** start of Stored data **

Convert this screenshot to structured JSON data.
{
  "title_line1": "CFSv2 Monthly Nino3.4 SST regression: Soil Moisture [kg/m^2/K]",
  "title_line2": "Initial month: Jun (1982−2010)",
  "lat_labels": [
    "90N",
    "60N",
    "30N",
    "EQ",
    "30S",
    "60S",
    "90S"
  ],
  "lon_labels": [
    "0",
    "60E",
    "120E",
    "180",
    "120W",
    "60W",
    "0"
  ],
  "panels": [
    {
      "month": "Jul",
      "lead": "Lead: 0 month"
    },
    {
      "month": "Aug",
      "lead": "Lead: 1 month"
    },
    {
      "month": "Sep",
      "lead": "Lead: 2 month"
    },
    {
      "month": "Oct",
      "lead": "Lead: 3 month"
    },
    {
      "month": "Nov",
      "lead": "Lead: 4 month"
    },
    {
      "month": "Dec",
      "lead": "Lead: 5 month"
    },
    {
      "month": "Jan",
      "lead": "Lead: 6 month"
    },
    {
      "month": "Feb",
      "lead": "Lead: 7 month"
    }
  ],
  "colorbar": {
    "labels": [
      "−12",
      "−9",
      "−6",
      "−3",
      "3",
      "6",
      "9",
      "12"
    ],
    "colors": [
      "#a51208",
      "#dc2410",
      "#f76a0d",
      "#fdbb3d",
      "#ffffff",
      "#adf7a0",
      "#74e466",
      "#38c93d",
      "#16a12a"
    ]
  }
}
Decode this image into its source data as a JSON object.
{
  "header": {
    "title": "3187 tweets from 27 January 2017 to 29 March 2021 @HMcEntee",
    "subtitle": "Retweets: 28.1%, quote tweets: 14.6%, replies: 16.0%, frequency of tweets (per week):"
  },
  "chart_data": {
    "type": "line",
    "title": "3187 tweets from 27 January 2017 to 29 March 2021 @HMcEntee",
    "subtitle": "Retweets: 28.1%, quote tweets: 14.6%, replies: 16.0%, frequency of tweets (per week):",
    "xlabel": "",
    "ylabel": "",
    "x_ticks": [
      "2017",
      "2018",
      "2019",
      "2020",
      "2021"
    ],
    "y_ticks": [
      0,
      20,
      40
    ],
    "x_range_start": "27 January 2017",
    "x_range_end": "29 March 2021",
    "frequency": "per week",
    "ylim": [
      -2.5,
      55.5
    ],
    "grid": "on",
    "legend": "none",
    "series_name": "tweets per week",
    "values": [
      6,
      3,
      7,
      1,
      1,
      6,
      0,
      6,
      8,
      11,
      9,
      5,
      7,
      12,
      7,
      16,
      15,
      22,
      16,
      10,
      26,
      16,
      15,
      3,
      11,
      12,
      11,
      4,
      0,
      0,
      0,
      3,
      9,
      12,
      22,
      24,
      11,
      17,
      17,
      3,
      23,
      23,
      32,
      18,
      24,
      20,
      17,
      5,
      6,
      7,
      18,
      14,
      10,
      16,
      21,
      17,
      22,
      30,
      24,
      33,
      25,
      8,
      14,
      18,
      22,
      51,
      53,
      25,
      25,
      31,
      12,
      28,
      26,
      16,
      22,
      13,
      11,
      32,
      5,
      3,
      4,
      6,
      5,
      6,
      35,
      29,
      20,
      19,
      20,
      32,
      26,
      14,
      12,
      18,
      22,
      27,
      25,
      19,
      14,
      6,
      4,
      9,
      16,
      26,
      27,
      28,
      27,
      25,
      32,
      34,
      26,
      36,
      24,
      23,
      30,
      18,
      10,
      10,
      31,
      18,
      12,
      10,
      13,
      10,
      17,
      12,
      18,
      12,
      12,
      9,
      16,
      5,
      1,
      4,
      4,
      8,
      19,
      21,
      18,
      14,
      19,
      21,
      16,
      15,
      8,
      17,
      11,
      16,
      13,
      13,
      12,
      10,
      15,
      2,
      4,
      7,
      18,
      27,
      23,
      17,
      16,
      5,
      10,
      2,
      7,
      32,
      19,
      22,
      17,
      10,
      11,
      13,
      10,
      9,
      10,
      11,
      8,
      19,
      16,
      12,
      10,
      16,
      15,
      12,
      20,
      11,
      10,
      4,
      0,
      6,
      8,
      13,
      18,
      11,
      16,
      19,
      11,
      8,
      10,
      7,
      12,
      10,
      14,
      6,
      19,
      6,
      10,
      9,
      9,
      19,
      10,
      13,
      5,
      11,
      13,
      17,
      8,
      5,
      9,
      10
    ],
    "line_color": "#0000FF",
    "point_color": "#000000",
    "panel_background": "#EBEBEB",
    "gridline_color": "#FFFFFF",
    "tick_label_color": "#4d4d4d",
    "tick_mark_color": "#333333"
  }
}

** end of Stored data **

● **Set exercise**: Output the entries verbatim.

● **Correct output**:
Convert this screenshot to structured JSON data.
{
  "title_line1": "CFSv2 Monthly Nino3.4 SST regression: Soil Moisture [kg/m^2/K]",
  "title_line2": "Initial month: Jun (1982−2010)",
  "lat_labels": [
    "90N",
    "60N",
    "30N",
    "EQ",
    "30S",
    "60S",
    "90S"
  ],
  "lon_labels": [
    "0",
    "60E",
    "120E",
    "180",
    "120W",
    "60W",
    "0"
  ],
  "panels": [
    {
      "month": "Jul",
      "lead": "Lead: 0 month"
    },
    {
      "month": "Aug",
      "lead": "Lead: 1 month"
    },
    {
      "month": "Sep",
      "lead": "Lead: 2 month"
    },
    {
      "month": "Oct",
      "lead": "Lead: 3 month"
    },
    {
      "month": "Nov",
      "lead": "Lead: 4 month"
    },
    {
      "month": "Dec",
      "lead": "Lead: 5 month"
    },
    {
      "month": "Jan",
      "lead": "Lead: 6 month"
    },
    {
      "month": "Feb",
      "lead": "Lead: 7 month"
    }
  ],
  "colorbar": {
    "labels": [
      "−12",
      "−9",
      "−6",
      "−3",
      "3",
      "6",
      "9",
      "12"
    ],
    "colors": [
      "#a51208",
      "#dc2410",
      "#f76a0d",
      "#fdbb3d",
      "#ffffff",
      "#adf7a0",
      "#74e466",
      "#38c93d",
      "#16a12a"
    ]
  }
}
Decode this image into its source data as a JSON object.
{
  "header": {
    "title": "3187 tweets from 27 January 2017 to 29 March 2021 @HMcEntee",
    "subtitle": "Retweets: 28.1%, quote tweets: 14.6%, replies: 16.0%, frequency of tweets (per week):"
  },
  "chart_data": {
    "type": "line",
    "title": "3187 tweets from 27 January 2017 to 29 March 2021 @HMcEntee",
    "subtitle": "Retweets: 28.1%, quote tweets: 14.6%, replies: 16.0%, frequency of tweets (per week):",
    "xlabel": "",
    "ylabel": "",
    "x_ticks": [
      "2017",
      "2018",
      "2019",
      "2020",
      "2021"
    ],
    "y_ticks": [
      0,
      20,
      40
    ],
    "x_range_start": "27 January 2017",
    "x_range_end": "29 March 2021",
    "frequency": "per week",
    "ylim": [
      -2.5,
      55.5
    ],
    "grid": "on",
    "legend": "none",
    "series_name": "tweets per week",
    "values": [
      6,
      3,
      7,
      1,
      1,
      6,
      0,
      6,
      8,
      11,
      9,
      5,
      7,
      12,
      7,
      16,
      15,
      22,
      16,
      10,
      26,
      16,
      15,
      3,
      11,
      12,
      11,
      4,
      0,
      0,
      0,
      3,
      9,
      12,
      22,
      24,
      11,
      17,
      17,
      3,
      23,
      23,
      32,
      18,
      24,
      20,
      17,
      5,
      6,
      7,
      18,
      14,
      10,
      16,
      21,
      17,
      22,
      30,
      24,
      33,
      25,
      8,
      14,
      18,
      22,
      51,
      53,
      25,
      25,
      31,
      12,
      28,
      26,
      16,
      22,
      13,
      11,
      32,
      5,
      3,
      4,
      6,
      5,
      6,
      35,
      29,
      20,
      19,
      20,
      32,
      26,
      14,
      12,
      18,
      22,
      27,
      25,
      19,
      14,
      6,
      4,
      9,
      16,
      26,
      27,
      28,
      27,
      25,
      32,
      34,
      26,
      36,
      24,
      23,
      30,
      18,
      10,
      10,
      31,
      18,
      12,
      10,
      13,
      10,
      17,
      12,
      18,
      12,
      12,
      9,
      16,
      5,
      1,
      4,
      4,
      8,
      19,
      21,
      18,
      14,
      19,
      21,
      16,
      15,
      8,
      17,
      11,
      16,
      13,
      13,
      12,
      10,
      15,
      2,
      4,
      7,
      18,
      27,
      23,
      17,
      16,
      5,
      10,
      2,
      7,
      32,
      19,
      22,
      17,
      10,
      11,
      13,
      10,
      9,
      10,
      11,
      8,
      19,
      16,
      12,
      10,
      16,
      15,
      12,
      20,
      11,
      10,
      4,
      0,
      6,
      8,
      13,
      18,
      11,
      16,
      19,
      11,
      8,
      10,
      7,
      12,
      10,
      14,
      6,
      19,
      6,
      10,
      9,
      9,
      19,
      10,
      13,
      5,
      11,
      13,
      17,
      8,
      5,
      9,
      10
    ],
    "line_color": "#0000FF",
    "point_color": "#000000",
    "panel_background": "#EBEBEB",
    "gridline_color": "#FFFFFF",
    "tick_label_color": "#4d4d4d",
    "tick_mark_color": "#333333"
  }
}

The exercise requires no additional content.